(The request)
Your task is to output the data exactly as it stands.

START

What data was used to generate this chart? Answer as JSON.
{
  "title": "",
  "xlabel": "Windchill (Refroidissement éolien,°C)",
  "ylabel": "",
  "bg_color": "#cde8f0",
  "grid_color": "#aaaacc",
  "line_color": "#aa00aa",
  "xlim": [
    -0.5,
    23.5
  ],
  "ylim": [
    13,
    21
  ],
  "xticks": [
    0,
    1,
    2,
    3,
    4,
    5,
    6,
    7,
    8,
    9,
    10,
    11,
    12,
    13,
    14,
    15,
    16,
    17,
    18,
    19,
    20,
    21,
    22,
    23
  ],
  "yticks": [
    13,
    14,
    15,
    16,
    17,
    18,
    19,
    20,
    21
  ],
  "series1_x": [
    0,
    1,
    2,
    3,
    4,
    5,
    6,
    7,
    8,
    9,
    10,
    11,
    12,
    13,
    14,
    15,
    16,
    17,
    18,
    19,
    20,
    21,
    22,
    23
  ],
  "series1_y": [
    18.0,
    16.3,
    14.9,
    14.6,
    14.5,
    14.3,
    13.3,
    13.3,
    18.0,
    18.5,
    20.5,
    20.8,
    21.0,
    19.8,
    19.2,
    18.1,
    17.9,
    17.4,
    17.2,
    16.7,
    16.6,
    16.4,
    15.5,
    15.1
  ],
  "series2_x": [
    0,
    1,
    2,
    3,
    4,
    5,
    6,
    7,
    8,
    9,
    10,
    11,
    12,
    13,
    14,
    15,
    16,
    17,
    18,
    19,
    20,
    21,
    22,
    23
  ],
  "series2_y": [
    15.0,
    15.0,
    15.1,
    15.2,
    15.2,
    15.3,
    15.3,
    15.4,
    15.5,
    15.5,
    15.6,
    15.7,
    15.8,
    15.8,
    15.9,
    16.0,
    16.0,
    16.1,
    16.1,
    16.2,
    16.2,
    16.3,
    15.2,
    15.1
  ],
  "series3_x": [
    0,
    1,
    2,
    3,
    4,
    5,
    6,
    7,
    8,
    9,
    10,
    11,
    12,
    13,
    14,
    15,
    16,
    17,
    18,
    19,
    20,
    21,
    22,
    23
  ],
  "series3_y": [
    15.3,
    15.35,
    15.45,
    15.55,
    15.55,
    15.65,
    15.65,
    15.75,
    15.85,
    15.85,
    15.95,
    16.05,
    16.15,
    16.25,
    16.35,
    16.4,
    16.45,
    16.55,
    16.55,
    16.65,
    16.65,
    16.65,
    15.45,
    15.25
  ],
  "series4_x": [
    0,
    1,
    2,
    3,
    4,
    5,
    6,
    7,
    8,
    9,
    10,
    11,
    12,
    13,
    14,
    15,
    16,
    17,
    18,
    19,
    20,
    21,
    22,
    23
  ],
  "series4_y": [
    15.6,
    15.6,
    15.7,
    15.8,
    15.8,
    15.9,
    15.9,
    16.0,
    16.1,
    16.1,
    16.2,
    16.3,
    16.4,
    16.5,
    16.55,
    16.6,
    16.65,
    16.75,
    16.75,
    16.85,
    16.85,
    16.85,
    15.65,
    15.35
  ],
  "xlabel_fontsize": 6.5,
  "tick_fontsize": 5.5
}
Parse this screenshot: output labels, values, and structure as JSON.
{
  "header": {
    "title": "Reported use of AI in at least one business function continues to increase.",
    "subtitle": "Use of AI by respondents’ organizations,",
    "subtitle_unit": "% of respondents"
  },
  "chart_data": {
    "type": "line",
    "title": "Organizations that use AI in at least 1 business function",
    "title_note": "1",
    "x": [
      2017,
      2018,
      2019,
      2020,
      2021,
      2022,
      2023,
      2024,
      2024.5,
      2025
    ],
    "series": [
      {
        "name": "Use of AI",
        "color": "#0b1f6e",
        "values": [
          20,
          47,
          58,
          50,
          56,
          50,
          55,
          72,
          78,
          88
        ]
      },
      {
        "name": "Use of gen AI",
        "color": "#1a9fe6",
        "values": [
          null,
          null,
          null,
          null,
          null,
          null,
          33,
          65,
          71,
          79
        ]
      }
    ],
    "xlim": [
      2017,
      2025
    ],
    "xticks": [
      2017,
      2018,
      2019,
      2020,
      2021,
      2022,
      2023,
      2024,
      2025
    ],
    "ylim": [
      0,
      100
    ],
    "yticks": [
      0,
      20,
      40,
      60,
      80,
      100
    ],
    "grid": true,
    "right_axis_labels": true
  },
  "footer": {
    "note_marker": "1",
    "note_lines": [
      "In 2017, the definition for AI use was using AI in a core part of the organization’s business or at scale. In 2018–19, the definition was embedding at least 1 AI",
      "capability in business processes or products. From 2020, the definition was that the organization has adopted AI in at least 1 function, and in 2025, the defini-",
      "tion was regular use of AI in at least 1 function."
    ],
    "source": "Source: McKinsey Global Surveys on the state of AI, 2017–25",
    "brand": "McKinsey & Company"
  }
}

END

(Written reply)
What data was used to generate this chart? Answer as JSON.
{
  "title": "",
  "xlabel": "Windchill (Refroidissement éolien,°C)",
  "ylabel": "",
  "bg_color": "#cde8f0",
  "grid_color": "#aaaacc",
  "line_color": "#aa00aa",
  "xlim": [
    -0.5,
    23.5
  ],
  "ylim": [
    13,
    21
  ],
  "xticks": [
    0,
    1,
    2,
    3,
    4,
    5,
    6,
    7,
    8,
    9,
    10,
    11,
    12,
    13,
    14,
    15,
    16,
    17,
    18,
    19,
    20,
    21,
    22,
    23
  ],
  "yticks": [
    13,
    14,
    15,
    16,
    17,
    18,
    19,
    20,
    21
  ],
  "series1_x": [
    0,
    1,
    2,
    3,
    4,
    5,
    6,
    7,
    8,
    9,
    10,
    11,
    12,
    13,
    14,
    15,
    16,
    17,
    18,
    19,
    20,
    21,
    22,
    23
  ],
  "series1_y": [
    18.0,
    16.3,
    14.9,
    14.6,
    14.5,
    14.3,
    13.3,
    13.3,
    18.0,
    18.5,
    20.5,
    20.8,
    21.0,
    19.8,
    19.2,
    18.1,
    17.9,
    17.4,
    17.2,
    16.7,
    16.6,
    16.4,
    15.5,
    15.1
  ],
  "series2_x": [
    0,
    1,
    2,
    3,
    4,
    5,
    6,
    7,
    8,
    9,
    10,
    11,
    12,
    13,
    14,
    15,
    16,
    17,
    18,
    19,
    20,
    21,
    22,
    23
  ],
  "series2_y": [
    15.0,
    15.0,
    15.1,
    15.2,
    15.2,
    15.3,
    15.3,
    15.4,
    15.5,
    15.5,
    15.6,
    15.7,
    15.8,
    15.8,
    15.9,
    16.0,
    16.0,
    16.1,
    16.1,
    16.2,
    16.2,
    16.3,
    15.2,
    15.1
  ],
  "series3_x": [
    0,
    1,
    2,
    3,
    4,
    5,
    6,
    7,
    8,
    9,
    10,
    11,
    12,
    13,
    14,
    15,
    16,
    17,
    18,
    19,
    20,
    21,
    22,
    23
  ],
  "series3_y": [
    15.3,
    15.35,
    15.45,
    15.55,
    15.55,
    15.65,
    15.65,
    15.75,
    15.85,
    15.85,
    15.95,
    16.05,
    16.15,
    16.25,
    16.35,
    16.4,
    16.45,
    16.55,
    16.55,
    16.65,
    16.65,
    16.65,
    15.45,
    15.25
  ],
  "series4_x": [
    0,
    1,
    2,
    3,
    4,
    5,
    6,
    7,
    8,
    9,
    10,
    11,
    12,
    13,
    14,
    15,
    16,
    17,
    18,
    19,
    20,
    21,
    22,
    23
  ],
  "series4_y": [
    15.6,
    15.6,
    15.7,
    15.8,
    15.8,
    15.9,
    15.9,
    16.0,
    16.1,
    16.1,
    16.2,
    16.3,
    16.4,
    16.5,
    16.55,
    16.6,
    16.65,
    16.75,
    16.75,
    16.85,
    16.85,
    16.85,
    15.65,
    15.35
  ],
  "xlabel_fontsize": 6.5,
  "tick_fontsize": 5.5
}
Parse this screenshot: output labels, values, and structure as JSON.
{
  "header": {
    "title": "Reported use of AI in at least one business function continues to increase.",
    "subtitle": "Use of AI by respondents’ organizations,",
    "subtitle_unit": "% of respondents"
  },
  "chart_data": {
    "type": "line",
    "title": "Organizations that use AI in at least 1 business function",
    "title_note": "1",
    "x": [
      2017,
      2018,
      2019,
      2020,
      2021,
      2022,
      2023,
      2024,
      2024.5,
      2025
    ],
    "series": [
      {
        "name": "Use of AI",
        "color": "#0b1f6e",
        "values": [
          20,
          47,
          58,
          50,
          56,
          50,
          55,
          72,
          78,
          88
        ]
      },
      {
        "name": "Use of gen AI",
        "color": "#1a9fe6",
        "values": [
          null,
          null,
          null,
          null,
          null,
          null,
          33,
          65,
          71,
          79
        ]
      }
    ],
    "xlim": [
      2017,
      2025
    ],
    "xticks": [
      2017,
      2018,
      2019,
      2020,
      2021,
      2022,
      2023,
      2024,
      2025
    ],
    "ylim": [
      0,
      100
    ],
    "yticks": [
      0,
      20,
      40,
      60,
      80,
      100
    ],
    "grid": true,
    "right_axis_labels": true
  },
  "footer": {
    "note_marker": "1",
    "note_lines": [
      "In 2017, the definition for AI use was using AI in a core part of the organization’s business or at scale. In 2018–19, the definition was embedding at least 1 AI",
      "capability in business processes or products. From 2020, the definition was that the organization has adopted AI in at least 1 function, and in 2025, the defini-",
      "tion was regular use of AI in at least 1 function."
    ],
    "source": "Source: McKinsey Global Surveys on the state of AI, 2017–25",
    "brand": "McKinsey & Company"
  }
}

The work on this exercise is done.